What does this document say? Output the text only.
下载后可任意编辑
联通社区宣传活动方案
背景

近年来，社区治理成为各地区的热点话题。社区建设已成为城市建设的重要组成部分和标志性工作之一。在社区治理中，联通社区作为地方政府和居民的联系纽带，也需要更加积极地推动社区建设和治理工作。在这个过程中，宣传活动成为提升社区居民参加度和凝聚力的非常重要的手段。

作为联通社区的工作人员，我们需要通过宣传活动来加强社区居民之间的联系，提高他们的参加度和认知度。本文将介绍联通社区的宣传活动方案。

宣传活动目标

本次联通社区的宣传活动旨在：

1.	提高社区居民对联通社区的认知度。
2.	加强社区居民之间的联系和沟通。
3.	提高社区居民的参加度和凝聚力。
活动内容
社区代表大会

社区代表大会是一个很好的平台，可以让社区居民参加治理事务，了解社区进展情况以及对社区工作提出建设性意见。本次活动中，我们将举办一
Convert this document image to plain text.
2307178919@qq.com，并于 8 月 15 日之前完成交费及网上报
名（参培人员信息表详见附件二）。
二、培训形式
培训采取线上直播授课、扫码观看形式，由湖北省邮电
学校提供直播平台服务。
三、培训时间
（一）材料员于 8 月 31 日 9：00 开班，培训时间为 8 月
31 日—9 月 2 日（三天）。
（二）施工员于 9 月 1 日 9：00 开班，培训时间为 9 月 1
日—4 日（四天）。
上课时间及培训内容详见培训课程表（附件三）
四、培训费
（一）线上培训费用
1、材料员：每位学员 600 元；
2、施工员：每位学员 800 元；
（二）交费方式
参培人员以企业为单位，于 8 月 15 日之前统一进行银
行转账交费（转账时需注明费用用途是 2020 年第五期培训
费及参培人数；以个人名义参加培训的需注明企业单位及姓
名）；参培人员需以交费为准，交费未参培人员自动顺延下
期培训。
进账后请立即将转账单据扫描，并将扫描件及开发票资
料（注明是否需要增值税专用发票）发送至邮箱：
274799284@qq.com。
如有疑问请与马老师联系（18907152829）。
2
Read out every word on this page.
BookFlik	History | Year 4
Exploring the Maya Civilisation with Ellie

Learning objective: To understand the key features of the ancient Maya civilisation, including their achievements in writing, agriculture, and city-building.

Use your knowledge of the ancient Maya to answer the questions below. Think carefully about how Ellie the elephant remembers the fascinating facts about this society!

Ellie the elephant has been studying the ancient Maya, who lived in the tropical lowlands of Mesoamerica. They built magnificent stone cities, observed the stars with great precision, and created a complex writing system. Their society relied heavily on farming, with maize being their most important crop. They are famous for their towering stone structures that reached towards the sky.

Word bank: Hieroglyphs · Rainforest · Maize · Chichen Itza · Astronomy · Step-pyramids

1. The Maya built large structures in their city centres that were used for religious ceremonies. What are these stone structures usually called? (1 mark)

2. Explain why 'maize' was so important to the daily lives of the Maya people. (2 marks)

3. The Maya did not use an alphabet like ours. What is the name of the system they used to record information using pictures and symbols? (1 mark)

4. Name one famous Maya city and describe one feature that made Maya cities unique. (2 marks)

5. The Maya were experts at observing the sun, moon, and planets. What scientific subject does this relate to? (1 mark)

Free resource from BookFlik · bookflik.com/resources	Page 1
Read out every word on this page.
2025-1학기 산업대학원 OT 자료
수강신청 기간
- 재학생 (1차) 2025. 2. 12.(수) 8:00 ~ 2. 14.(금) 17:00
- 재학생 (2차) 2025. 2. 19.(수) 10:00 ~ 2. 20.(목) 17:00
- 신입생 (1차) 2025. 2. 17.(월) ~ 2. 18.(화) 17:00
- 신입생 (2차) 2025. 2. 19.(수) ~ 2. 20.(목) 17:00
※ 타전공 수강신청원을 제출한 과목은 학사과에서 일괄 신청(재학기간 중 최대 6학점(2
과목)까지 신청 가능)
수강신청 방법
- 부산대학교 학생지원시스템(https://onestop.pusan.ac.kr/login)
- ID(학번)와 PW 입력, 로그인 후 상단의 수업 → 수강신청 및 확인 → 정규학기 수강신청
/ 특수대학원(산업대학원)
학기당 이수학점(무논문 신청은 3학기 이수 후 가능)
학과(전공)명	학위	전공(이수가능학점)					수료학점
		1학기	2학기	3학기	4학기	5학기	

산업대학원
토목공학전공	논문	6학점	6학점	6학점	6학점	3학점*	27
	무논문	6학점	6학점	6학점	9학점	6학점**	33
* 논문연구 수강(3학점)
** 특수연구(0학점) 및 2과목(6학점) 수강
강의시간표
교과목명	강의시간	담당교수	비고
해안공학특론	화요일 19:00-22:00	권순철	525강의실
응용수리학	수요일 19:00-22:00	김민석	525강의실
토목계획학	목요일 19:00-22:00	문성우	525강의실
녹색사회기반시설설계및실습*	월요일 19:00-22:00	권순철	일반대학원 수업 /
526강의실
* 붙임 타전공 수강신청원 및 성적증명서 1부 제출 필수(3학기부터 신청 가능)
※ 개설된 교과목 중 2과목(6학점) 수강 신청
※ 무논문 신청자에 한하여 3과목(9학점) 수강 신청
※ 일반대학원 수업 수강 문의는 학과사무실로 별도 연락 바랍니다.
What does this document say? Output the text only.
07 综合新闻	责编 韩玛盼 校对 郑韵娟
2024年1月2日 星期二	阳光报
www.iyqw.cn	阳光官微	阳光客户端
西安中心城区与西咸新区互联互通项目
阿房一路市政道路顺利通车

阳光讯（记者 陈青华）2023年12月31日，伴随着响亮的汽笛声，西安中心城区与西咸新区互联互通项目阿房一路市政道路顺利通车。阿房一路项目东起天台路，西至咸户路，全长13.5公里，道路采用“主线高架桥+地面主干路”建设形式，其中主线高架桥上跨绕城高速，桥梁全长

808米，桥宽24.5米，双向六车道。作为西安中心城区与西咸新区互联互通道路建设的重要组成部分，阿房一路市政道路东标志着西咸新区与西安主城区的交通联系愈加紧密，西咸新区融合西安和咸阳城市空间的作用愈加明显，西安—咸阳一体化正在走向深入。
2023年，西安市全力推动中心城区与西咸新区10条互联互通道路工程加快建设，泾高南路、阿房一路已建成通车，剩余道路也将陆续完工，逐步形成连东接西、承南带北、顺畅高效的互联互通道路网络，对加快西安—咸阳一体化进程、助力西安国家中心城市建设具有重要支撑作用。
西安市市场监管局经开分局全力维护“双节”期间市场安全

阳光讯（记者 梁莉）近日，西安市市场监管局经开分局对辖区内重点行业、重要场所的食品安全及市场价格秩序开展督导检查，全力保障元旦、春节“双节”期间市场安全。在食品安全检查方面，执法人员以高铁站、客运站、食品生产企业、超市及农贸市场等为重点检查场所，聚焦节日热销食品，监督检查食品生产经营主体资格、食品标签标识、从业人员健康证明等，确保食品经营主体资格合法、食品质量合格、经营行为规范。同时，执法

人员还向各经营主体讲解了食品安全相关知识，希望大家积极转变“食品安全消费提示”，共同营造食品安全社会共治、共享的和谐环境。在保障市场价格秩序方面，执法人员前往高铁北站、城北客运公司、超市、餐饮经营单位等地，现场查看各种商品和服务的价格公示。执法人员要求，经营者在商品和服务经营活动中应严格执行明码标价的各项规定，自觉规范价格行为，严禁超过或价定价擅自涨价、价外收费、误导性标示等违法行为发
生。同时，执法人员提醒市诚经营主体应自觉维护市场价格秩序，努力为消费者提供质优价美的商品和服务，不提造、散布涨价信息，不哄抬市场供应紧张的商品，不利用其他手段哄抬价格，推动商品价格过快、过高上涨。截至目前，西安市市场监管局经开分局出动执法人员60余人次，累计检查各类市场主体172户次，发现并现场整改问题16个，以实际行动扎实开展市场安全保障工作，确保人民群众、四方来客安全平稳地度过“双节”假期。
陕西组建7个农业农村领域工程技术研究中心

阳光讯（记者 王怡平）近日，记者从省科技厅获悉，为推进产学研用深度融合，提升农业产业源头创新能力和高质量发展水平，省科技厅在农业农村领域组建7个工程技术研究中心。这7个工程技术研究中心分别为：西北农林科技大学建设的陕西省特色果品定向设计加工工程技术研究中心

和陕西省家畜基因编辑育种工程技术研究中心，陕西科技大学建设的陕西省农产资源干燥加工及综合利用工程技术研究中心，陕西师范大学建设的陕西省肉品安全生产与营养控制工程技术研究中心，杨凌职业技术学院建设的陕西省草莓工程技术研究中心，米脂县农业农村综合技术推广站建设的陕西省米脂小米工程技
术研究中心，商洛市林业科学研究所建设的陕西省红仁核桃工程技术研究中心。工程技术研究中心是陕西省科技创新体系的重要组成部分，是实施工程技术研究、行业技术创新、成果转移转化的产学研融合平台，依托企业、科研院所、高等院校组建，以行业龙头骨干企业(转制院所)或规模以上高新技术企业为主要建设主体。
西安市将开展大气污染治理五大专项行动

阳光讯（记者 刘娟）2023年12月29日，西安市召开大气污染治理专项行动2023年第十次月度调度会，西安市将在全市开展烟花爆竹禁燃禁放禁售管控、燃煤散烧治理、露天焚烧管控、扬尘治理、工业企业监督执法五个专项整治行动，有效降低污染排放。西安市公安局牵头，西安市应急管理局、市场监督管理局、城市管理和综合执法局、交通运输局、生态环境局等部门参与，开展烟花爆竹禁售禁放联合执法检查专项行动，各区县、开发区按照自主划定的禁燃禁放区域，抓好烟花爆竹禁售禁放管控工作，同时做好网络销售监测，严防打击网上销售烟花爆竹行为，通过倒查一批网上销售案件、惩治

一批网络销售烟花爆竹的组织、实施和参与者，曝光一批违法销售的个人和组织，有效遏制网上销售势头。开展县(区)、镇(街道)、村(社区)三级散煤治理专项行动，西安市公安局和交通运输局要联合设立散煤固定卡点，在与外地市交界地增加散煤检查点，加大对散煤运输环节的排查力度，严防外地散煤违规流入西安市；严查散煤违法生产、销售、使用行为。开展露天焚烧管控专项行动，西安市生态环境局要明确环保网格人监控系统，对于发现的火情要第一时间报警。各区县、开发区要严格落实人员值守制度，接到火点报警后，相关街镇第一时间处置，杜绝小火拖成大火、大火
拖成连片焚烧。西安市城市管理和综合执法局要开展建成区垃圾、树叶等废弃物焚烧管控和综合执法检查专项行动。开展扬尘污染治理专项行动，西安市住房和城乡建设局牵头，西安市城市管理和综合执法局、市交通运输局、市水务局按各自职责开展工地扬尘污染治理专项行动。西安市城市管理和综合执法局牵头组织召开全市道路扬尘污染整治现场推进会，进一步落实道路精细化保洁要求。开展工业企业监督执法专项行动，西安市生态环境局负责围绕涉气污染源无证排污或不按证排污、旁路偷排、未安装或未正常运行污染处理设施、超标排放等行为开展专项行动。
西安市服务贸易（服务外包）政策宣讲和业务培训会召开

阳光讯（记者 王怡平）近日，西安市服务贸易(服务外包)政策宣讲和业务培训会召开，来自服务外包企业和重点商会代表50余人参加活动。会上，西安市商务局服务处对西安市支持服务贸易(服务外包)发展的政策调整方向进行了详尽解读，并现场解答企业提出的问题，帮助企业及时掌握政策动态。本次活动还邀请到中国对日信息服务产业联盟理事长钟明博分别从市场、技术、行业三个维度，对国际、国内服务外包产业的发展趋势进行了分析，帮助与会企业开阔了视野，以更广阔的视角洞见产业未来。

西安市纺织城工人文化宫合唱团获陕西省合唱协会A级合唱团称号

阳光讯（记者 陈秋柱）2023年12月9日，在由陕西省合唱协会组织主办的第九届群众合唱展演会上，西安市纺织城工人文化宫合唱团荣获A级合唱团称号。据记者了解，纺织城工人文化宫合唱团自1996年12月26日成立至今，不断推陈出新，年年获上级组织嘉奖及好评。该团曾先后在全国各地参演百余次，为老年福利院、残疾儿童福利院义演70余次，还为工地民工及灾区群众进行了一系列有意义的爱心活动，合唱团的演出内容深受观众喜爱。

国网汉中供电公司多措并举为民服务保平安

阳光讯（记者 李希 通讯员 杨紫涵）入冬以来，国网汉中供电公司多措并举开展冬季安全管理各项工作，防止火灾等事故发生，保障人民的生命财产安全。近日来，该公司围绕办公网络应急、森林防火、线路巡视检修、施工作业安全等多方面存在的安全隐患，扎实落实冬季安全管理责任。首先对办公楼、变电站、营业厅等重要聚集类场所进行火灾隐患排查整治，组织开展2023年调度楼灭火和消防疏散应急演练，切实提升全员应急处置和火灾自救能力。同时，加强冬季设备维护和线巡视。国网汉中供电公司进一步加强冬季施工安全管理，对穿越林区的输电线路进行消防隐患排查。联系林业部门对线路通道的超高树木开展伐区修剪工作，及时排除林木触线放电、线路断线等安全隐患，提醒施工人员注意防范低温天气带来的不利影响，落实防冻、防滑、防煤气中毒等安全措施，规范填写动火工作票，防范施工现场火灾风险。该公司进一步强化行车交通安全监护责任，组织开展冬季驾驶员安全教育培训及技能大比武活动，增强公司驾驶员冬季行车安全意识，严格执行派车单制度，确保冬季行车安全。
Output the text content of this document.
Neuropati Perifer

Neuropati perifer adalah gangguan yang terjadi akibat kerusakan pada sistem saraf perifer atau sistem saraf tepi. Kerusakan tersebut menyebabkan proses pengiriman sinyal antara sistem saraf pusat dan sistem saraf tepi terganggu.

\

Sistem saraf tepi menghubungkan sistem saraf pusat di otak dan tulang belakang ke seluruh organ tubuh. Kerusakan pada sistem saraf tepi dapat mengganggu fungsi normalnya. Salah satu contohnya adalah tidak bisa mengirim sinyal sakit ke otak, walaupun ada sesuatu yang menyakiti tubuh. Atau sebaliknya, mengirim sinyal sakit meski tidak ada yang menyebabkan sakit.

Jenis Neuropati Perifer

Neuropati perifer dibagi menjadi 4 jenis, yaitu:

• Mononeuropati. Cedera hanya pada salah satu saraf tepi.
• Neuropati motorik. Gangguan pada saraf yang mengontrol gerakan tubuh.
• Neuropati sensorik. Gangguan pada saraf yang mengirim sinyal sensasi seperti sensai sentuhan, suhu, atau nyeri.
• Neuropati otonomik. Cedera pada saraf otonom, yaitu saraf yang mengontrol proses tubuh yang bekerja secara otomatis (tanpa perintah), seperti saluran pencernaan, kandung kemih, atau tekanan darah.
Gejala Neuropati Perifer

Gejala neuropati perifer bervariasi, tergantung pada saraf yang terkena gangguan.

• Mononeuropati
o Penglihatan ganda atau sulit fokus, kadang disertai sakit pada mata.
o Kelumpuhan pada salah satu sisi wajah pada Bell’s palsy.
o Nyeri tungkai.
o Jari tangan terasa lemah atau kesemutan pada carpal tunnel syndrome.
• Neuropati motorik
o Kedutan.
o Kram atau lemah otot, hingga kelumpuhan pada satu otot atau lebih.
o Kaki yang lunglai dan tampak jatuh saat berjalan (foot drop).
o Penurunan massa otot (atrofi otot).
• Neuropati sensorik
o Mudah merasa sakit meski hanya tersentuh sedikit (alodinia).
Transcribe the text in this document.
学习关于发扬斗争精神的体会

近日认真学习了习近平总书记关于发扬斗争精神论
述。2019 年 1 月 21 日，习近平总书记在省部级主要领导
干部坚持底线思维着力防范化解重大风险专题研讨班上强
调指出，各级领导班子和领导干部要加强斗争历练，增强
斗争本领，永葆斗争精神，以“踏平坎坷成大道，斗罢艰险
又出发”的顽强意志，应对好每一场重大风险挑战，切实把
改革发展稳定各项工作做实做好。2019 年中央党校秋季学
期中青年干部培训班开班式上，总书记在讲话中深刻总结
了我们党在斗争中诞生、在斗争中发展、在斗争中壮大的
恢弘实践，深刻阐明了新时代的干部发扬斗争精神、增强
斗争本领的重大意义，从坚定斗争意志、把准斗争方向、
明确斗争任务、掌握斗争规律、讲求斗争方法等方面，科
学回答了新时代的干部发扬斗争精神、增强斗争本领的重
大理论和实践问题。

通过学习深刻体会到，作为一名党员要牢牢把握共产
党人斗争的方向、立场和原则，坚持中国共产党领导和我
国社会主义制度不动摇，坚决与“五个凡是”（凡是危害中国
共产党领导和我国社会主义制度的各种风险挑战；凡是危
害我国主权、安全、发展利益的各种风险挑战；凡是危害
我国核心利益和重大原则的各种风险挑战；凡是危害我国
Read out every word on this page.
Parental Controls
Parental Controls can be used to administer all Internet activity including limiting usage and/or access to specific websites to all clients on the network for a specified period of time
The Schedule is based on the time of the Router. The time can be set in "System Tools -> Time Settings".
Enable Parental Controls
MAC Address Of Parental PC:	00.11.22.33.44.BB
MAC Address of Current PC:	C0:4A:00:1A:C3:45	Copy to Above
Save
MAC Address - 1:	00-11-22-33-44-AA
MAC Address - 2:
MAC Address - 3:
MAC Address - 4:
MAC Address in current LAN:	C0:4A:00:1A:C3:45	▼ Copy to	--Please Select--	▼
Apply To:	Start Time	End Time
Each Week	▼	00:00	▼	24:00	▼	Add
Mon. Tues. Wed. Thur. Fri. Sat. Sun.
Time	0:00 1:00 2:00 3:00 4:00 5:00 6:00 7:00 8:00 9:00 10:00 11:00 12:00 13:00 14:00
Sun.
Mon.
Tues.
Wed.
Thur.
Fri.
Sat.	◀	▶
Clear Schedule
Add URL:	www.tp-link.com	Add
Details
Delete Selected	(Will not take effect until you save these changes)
********************
◆ Exercise description ◆
Report how many lines of the data contain the word "otot", using the number alone.

◆ Correct answer ◆
2